**WHAT TO PRODUCE**:
Print the line that contains "Output the text content of this document." and every line after it through the last line of the records below, exactly as written and nothing else.
------
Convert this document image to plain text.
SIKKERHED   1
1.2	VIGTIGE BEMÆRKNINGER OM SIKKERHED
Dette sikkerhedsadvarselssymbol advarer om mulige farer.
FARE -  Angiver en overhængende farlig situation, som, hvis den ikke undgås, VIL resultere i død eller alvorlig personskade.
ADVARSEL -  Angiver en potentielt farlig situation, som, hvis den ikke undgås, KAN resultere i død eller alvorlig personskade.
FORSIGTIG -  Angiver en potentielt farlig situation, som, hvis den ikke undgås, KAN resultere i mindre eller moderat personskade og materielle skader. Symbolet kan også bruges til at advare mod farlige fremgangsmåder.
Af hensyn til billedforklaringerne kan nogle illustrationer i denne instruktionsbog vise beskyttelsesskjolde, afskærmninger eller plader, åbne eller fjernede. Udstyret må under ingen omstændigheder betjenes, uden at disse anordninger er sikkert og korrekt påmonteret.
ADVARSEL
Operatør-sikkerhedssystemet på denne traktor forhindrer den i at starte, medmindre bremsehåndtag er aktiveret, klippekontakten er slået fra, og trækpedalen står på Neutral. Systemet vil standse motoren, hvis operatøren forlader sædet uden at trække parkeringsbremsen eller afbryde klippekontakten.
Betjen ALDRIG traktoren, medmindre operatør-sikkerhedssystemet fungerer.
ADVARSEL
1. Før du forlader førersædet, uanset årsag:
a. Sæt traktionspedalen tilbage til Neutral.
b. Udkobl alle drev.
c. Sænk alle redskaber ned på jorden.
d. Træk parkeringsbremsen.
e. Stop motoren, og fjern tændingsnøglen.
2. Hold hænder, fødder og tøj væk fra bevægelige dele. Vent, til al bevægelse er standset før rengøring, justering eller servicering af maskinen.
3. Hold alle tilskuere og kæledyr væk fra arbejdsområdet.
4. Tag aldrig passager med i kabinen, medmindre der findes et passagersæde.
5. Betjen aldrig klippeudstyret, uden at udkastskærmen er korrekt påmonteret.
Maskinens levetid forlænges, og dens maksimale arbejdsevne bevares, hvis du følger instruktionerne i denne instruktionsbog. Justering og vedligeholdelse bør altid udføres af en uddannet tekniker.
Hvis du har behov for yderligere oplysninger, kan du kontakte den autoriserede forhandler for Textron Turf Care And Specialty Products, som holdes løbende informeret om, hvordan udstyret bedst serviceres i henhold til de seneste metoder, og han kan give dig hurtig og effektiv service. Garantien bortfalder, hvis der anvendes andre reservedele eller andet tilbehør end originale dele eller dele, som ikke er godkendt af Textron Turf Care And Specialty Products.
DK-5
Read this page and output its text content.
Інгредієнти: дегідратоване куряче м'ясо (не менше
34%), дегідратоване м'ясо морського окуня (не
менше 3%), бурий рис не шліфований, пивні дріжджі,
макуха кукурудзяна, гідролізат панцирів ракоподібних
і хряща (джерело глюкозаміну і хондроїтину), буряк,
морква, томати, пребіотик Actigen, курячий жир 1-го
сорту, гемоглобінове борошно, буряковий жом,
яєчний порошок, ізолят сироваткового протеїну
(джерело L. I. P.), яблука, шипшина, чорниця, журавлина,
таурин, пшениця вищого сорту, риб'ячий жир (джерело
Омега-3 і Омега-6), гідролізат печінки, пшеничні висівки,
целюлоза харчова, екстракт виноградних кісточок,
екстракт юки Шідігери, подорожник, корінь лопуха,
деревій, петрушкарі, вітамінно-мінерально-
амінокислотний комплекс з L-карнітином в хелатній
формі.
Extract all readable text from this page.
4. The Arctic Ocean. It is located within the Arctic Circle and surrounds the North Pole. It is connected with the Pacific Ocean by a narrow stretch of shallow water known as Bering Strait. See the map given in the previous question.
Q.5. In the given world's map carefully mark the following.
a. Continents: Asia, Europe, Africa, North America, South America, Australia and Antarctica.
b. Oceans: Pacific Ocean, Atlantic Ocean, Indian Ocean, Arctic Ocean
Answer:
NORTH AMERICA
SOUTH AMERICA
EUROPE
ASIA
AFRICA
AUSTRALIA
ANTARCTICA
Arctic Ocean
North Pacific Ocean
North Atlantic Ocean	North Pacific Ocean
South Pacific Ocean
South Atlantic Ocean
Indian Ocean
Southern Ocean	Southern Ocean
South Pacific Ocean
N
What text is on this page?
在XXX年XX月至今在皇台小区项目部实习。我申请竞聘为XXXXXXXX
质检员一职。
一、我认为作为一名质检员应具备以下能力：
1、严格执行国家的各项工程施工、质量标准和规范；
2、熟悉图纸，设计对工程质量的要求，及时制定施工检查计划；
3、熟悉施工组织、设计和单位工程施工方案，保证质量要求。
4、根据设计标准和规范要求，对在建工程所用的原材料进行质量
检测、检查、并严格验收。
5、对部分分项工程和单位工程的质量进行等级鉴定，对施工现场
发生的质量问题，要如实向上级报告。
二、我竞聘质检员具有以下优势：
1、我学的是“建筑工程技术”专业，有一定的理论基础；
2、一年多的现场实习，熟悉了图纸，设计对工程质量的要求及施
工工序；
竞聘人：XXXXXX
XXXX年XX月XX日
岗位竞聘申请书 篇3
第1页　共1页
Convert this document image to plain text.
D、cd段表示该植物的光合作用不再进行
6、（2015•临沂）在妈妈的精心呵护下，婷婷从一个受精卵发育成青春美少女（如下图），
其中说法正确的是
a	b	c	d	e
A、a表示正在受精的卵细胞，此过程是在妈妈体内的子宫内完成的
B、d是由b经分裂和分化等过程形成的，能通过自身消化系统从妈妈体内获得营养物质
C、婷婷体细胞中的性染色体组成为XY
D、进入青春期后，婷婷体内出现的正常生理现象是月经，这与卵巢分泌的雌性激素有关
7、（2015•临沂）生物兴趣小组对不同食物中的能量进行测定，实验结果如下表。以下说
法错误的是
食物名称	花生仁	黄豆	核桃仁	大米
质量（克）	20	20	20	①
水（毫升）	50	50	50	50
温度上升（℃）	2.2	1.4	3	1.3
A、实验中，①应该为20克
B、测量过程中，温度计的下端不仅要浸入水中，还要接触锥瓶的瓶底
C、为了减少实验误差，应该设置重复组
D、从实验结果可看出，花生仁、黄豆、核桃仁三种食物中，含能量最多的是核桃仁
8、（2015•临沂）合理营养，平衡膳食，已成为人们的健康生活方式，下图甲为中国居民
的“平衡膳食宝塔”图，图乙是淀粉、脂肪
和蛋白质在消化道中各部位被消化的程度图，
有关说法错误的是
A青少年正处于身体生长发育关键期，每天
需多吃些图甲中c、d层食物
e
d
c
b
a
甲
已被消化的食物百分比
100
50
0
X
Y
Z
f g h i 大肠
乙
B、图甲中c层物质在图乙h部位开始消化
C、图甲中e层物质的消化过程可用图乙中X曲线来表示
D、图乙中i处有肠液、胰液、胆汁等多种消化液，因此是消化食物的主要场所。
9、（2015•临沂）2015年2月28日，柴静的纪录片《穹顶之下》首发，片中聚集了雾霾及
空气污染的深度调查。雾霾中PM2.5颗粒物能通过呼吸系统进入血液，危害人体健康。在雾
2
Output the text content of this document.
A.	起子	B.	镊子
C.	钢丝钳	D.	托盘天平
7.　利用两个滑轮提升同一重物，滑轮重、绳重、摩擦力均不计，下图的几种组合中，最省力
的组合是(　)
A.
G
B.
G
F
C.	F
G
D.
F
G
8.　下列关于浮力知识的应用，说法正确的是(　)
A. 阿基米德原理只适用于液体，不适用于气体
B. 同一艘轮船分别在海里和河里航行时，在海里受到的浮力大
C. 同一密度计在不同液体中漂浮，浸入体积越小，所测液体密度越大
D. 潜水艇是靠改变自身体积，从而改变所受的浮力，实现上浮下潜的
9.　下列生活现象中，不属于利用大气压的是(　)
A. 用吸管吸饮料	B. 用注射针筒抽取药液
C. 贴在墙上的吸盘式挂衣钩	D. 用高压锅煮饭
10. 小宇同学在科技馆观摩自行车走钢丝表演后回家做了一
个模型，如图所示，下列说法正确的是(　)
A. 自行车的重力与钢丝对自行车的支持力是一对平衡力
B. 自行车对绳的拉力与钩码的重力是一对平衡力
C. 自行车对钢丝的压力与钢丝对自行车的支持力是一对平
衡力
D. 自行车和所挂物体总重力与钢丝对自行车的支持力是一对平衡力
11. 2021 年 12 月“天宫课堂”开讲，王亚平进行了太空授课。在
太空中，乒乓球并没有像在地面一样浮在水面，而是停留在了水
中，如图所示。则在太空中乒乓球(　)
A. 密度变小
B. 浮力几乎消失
------
**COMPLETED TASK**:
Output the text content of this document.
A.	起子	B.	镊子
C.	钢丝钳	D.	托盘天平
7.　利用两个滑轮提升同一重物，滑轮重、绳重、摩擦力均不计，下图的几种组合中，最省力
的组合是(　)
A.
G
B.
G
F
C.	F
G
D.
F
G
8.　下列关于浮力知识的应用，说法正确的是(　)
A. 阿基米德原理只适用于液体，不适用于气体
B. 同一艘轮船分别在海里和河里航行时，在海里受到的浮力大
C. 同一密度计在不同液体中漂浮，浸入体积越小，所测液体密度越大
D. 潜水艇是靠改变自身体积，从而改变所受的浮力，实现上浮下潜的
9.　下列生活现象中，不属于利用大气压的是(　)
A. 用吸管吸饮料	B. 用注射针筒抽取药液
C. 贴在墙上的吸盘式挂衣钩	D. 用高压锅煮饭
10. 小宇同学在科技馆观摩自行车走钢丝表演后回家做了一
个模型，如图所示，下列说法正确的是(　)
A. 自行车的重力与钢丝对自行车的支持力是一对平衡力
B. 自行车对绳的拉力与钩码的重力是一对平衡力
C. 自行车对钢丝的压力与钢丝对自行车的支持力是一对平
衡力
D. 自行车和所挂物体总重力与钢丝对自行车的支持力是一对平衡力
11. 2021 年 12 月“天宫课堂”开讲，王亚平进行了太空授课。在
太空中，乒乓球并没有像在地面一样浮在水面，而是停留在了水
中，如图所示。则在太空中乒乓球(　)
A. 密度变小
B. 浮力几乎消失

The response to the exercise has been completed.